Return every record below verbatim, line for line, and leave out the pictures.

### Input material ###

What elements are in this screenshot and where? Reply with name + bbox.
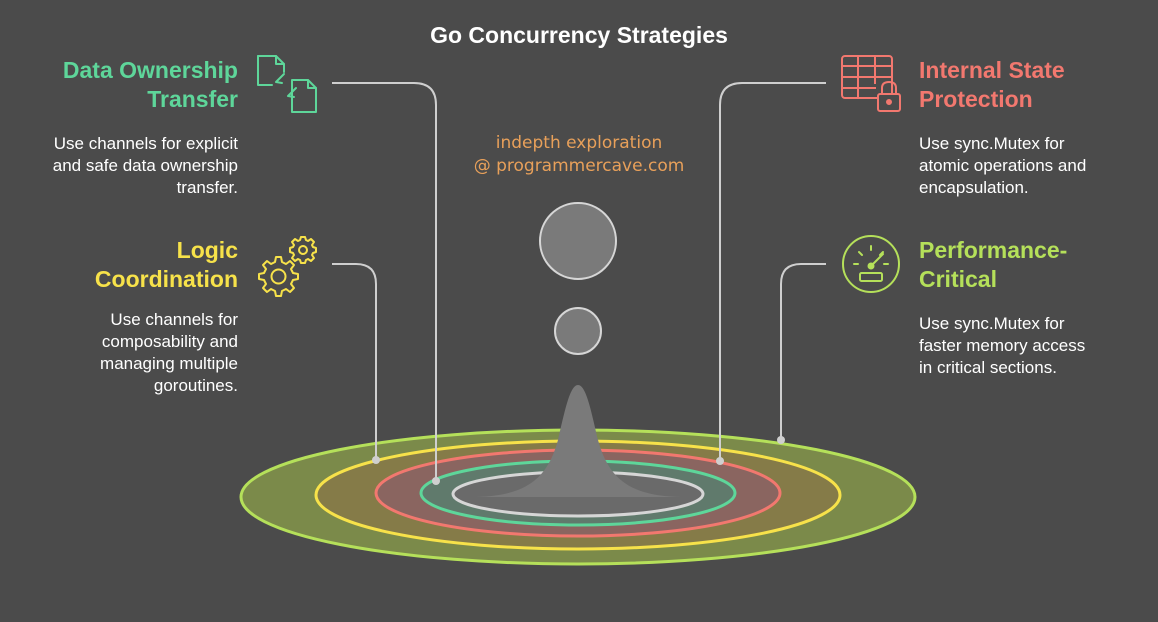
connector-performance bbox=[780, 263, 826, 440]
connector-internal-state bbox=[719, 82, 826, 460]
desc-line: Use sync.Mutex for bbox=[919, 314, 1065, 333]
drop-large bbox=[539, 202, 617, 280]
connector-dot-performance bbox=[777, 436, 785, 444]
desc-line: transfer. bbox=[176, 178, 238, 197]
desc-data-ownership: Use channels for explicit and safe data … bbox=[53, 133, 238, 199]
heading-performance-line-1: Performance- bbox=[919, 237, 1068, 263]
heading-data-ownership: Data Ownership Transfer bbox=[63, 56, 238, 114]
heading-logic-coordination: Logic Coordination bbox=[95, 236, 238, 294]
desc-internal-state: Use sync.Mutex for atomic operations and… bbox=[919, 133, 1086, 199]
desc-line: Use sync.Mutex for bbox=[919, 134, 1065, 153]
connector-data-ownership bbox=[332, 82, 437, 480]
watermark: indepth exploration @ programmercave.com bbox=[0, 132, 1158, 178]
heading-performance-line-2: Critical bbox=[919, 266, 997, 292]
heading-internal-state-line-1: Internal State bbox=[919, 57, 1065, 83]
connector-dot-logic bbox=[372, 456, 380, 464]
watermark-line-2: @ programmercave.com bbox=[473, 156, 685, 176]
desc-line: Use channels for explicit bbox=[53, 134, 238, 153]
connector-dot-data-ownership bbox=[432, 477, 440, 485]
desc-line: managing multiple bbox=[100, 354, 238, 373]
heading-data-ownership-line-2: Transfer bbox=[147, 86, 238, 112]
heading-logic-line-2: Coordination bbox=[94, 266, 238, 292]
desc-line: and safe data ownership bbox=[52, 156, 238, 175]
connector-dot-internal-state bbox=[716, 457, 724, 465]
diagram-title: Go Concurrency Strategies bbox=[430, 22, 728, 48]
heading-internal-state-line-2: Protection bbox=[919, 86, 1033, 112]
desc-line: faster memory access bbox=[919, 336, 1086, 355]
desc-line: atomic operations and bbox=[919, 156, 1087, 175]
desc-line: encapsulation. bbox=[919, 178, 1029, 197]
speedometer-icon bbox=[842, 235, 900, 293]
heading-performance-critical: Performance- Critical bbox=[919, 236, 1067, 294]
desc-line: composability and bbox=[101, 332, 238, 351]
desc-line: goroutines. bbox=[153, 376, 238, 395]
file-transfer-icon bbox=[257, 55, 317, 113]
heading-data-ownership-line-1: Data Ownership bbox=[62, 57, 238, 83]
table-lock-icon bbox=[841, 55, 901, 112]
desc-logic-coordination: Use channels for composability and manag… bbox=[100, 309, 238, 397]
gears-icon bbox=[258, 236, 317, 297]
heading-logic-line-1: Logic bbox=[176, 237, 238, 263]
splash-peak bbox=[470, 385, 686, 497]
connector-logic bbox=[332, 263, 377, 460]
desc-line: in critical sections. bbox=[919, 358, 1057, 377]
drop-small bbox=[554, 307, 602, 355]
desc-line: Use channels for bbox=[110, 310, 238, 329]
desc-performance-critical: Use sync.Mutex for faster memory access … bbox=[919, 313, 1085, 379]
heading-internal-state: Internal State Protection bbox=[919, 56, 1065, 114]
watermark-line-1: indepth exploration bbox=[495, 133, 663, 153]
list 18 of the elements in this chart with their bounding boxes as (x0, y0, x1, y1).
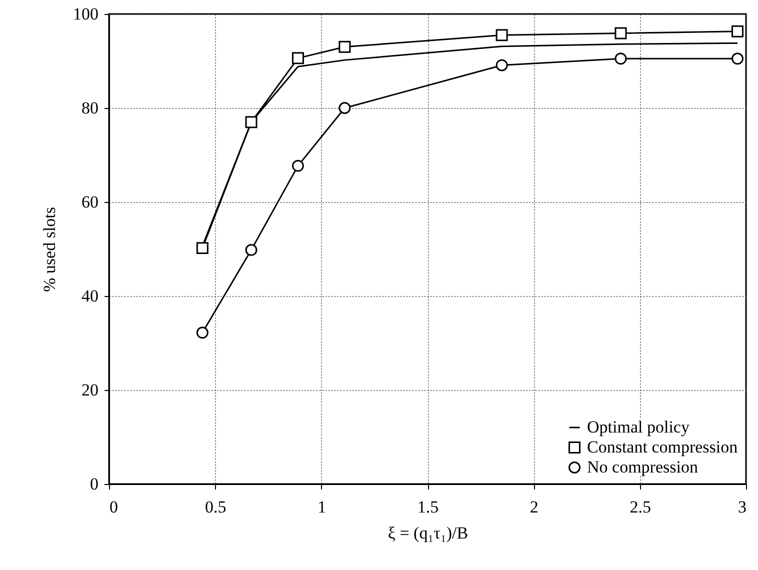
y-tick-label: 80 (82, 98, 98, 118)
y-tick-label: 60 (82, 192, 98, 212)
x-tick-label: 1 (318, 498, 326, 516)
y-axis-title: % used slots (40, 207, 59, 292)
x-tick-label: 3 (738, 498, 746, 516)
legend-label: No compression (587, 458, 698, 476)
legend-label: Optimal policy (587, 418, 690, 436)
y-tick-label: 40 (82, 286, 98, 306)
legend-label: Constant compression (587, 438, 738, 456)
x-tick-label: 0.5 (205, 498, 226, 516)
x-tick-label: 0 (110, 498, 118, 516)
y-tick-label: 0 (90, 474, 98, 494)
x-axis-title: ξ = (q₁τ₁)/B (388, 524, 468, 542)
y-tick-label: 20 (82, 380, 98, 400)
x-tick-label: 1.5 (417, 498, 439, 516)
x-tick-label: 2 (530, 498, 538, 516)
y-tick-label: 100 (73, 4, 98, 24)
x-tick-label: 2.5 (630, 498, 651, 516)
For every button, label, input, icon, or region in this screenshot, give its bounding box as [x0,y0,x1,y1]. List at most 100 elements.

###

▸ **Solution to this exercise**
What elements are in this screenshot and where? Reply with name + bbox.
connector-performance bbox=[780, 263, 826, 440]
connector-internal-state bbox=[719, 82, 826, 460]
desc-line: Use sync.Mutex for bbox=[919, 314, 1065, 333]
drop-large bbox=[539, 202, 617, 280]
connector-dot-performance bbox=[777, 436, 785, 444]
desc-line: transfer. bbox=[176, 178, 238, 197]
desc-data-ownership: Use channels for explicit and safe data … bbox=[53, 133, 238, 199]
heading-performance-line-1: Performance- bbox=[919, 237, 1068, 263]
heading-data-ownership: Data Ownership Transfer bbox=[63, 56, 238, 114]
heading-logic-coordination: Logic Coordination bbox=[95, 236, 238, 294]
desc-internal-state: Use sync.Mutex for atomic operations and… bbox=[919, 133, 1086, 199]
desc-line: Use sync.Mutex for bbox=[919, 134, 1065, 153]
connector-data-ownership bbox=[332, 82, 437, 480]
watermark: indepth exploration @ programmercave.com bbox=[0, 132, 1158, 178]
heading-performance-line-2: Critical bbox=[919, 266, 997, 292]
heading-internal-state-line-1: Internal State bbox=[919, 57, 1065, 83]
connector-dot-logic bbox=[372, 456, 380, 464]
watermark-line-2: @ programmercave.com bbox=[473, 156, 685, 176]
desc-line: Use channels for explicit bbox=[53, 134, 238, 153]
connector-dot-data-ownership bbox=[432, 477, 440, 485]
desc-line: managing multiple bbox=[100, 354, 238, 373]
heading-data-ownership-line-2: Transfer bbox=[147, 86, 238, 112]
heading-logic-line-2: Coordination bbox=[94, 266, 238, 292]
desc-line: and safe data ownership bbox=[52, 156, 238, 175]
connector-dot-internal-state bbox=[716, 457, 724, 465]
diagram-title: Go Concurrency Strategies bbox=[430, 22, 728, 48]
heading-internal-state-line-2: Protection bbox=[919, 86, 1033, 112]
desc-line: faster memory access bbox=[919, 336, 1086, 355]
desc-line: atomic operations and bbox=[919, 156, 1087, 175]
desc-line: encapsulation. bbox=[919, 178, 1029, 197]
speedometer-icon bbox=[842, 235, 900, 293]
heading-performance-critical: Performance- Critical bbox=[919, 236, 1067, 294]
desc-line: composability and bbox=[101, 332, 238, 351]
desc-line: goroutines. bbox=[153, 376, 238, 395]
file-transfer-icon bbox=[257, 55, 317, 113]
heading-data-ownership-line-1: Data Ownership bbox=[62, 57, 238, 83]
table-lock-icon bbox=[841, 55, 901, 112]
desc-logic-coordination: Use channels for composability and manag… bbox=[100, 309, 238, 397]
gears-icon bbox=[258, 236, 317, 297]
heading-logic-line-1: Logic bbox=[176, 237, 238, 263]
splash-peak bbox=[470, 385, 686, 497]
connector-logic bbox=[332, 263, 377, 460]
desc-line: in critical sections. bbox=[919, 358, 1057, 377]
drop-small bbox=[554, 307, 602, 355]
desc-line: Use channels for bbox=[110, 310, 238, 329]
desc-performance-critical: Use sync.Mutex for faster memory access … bbox=[919, 313, 1085, 379]
heading-internal-state: Internal State Protection bbox=[919, 56, 1065, 114]
watermark-line-1: indepth exploration bbox=[495, 133, 663, 153]
list 18 of the elements in this chart with their bounding boxes as (x0, y0, x1, y1).
y-tick-label: 80 (82, 98, 98, 118)
y-tick-label: 60 (82, 192, 98, 212)
x-tick-label: 1 (318, 498, 326, 516)
y-axis-title: % used slots (40, 207, 59, 292)
x-tick-label: 3 (738, 498, 746, 516)
legend-label: No compression (587, 458, 698, 476)
legend-label: Optimal policy (587, 418, 690, 436)
y-tick-label: 40 (82, 286, 98, 306)
legend-label: Constant compression (587, 438, 738, 456)
x-tick-label: 0.5 (205, 498, 226, 516)
x-tick-label: 0 (110, 498, 118, 516)
y-tick-label: 0 (90, 474, 98, 494)
x-axis-title: ξ = (q₁τ₁)/B (388, 524, 468, 542)
y-tick-label: 20 (82, 380, 98, 400)
x-tick-label: 1.5 (417, 498, 439, 516)
x-tick-label: 2 (530, 498, 538, 516)
y-tick-label: 100 (73, 4, 98, 24)
x-tick-label: 2.5 (630, 498, 651, 516)
For every button, label, input, icon, or region in this screenshot, give its bounding box as [x0,y0,x1,y1]. List at most 100 elements.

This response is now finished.